▸ Job
Below is a block of records; repeat all of them exactly.

▸ Entries provided
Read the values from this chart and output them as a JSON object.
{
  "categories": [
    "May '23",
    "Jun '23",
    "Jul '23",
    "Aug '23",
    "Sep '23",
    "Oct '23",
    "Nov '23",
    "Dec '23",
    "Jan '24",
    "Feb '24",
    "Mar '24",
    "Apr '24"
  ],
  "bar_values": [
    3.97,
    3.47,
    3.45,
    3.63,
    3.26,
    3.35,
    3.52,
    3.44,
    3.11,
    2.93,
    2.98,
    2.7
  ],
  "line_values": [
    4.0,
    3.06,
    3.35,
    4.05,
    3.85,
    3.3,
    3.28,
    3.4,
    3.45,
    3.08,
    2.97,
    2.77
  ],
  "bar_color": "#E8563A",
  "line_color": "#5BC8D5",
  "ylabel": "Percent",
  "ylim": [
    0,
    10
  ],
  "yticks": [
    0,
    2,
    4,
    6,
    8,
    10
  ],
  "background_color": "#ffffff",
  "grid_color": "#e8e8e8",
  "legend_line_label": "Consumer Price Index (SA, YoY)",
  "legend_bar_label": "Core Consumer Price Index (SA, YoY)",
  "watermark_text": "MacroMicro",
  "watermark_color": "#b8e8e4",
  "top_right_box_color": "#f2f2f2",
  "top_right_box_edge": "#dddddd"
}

▸ Exercise result
Read the values from this chart and output them as a JSON object.
{
  "categories": [
    "May '23",
    "Jun '23",
    "Jul '23",
    "Aug '23",
    "Sep '23",
    "Oct '23",
    "Nov '23",
    "Dec '23",
    "Jan '24",
    "Feb '24",
    "Mar '24",
    "Apr '24"
  ],
  "bar_values": [
    3.97,
    3.47,
    3.45,
    3.63,
    3.26,
    3.35,
    3.52,
    3.44,
    3.11,
    2.93,
    2.98,
    2.7
  ],
  "line_values": [
    4.0,
    3.06,
    3.35,
    4.05,
    3.85,
    3.3,
    3.28,
    3.4,
    3.45,
    3.08,
    2.97,
    2.77
  ],
  "bar_color": "#E8563A",
  "line_color": "#5BC8D5",
  "ylabel": "Percent",
  "ylim": [
    0,
    10
  ],
  "yticks": [
    0,
    2,
    4,
    6,
    8,
    10
  ],
  "background_color": "#ffffff",
  "grid_color": "#e8e8e8",
  "legend_line_label": "Consumer Price Index (SA, YoY)",
  "legend_bar_label": "Core Consumer Price Index (SA, YoY)",
  "watermark_text": "MacroMicro",
  "watermark_color": "#b8e8e4",
  "top_right_box_color": "#f2f2f2",
  "top_right_box_edge": "#dddddd"
}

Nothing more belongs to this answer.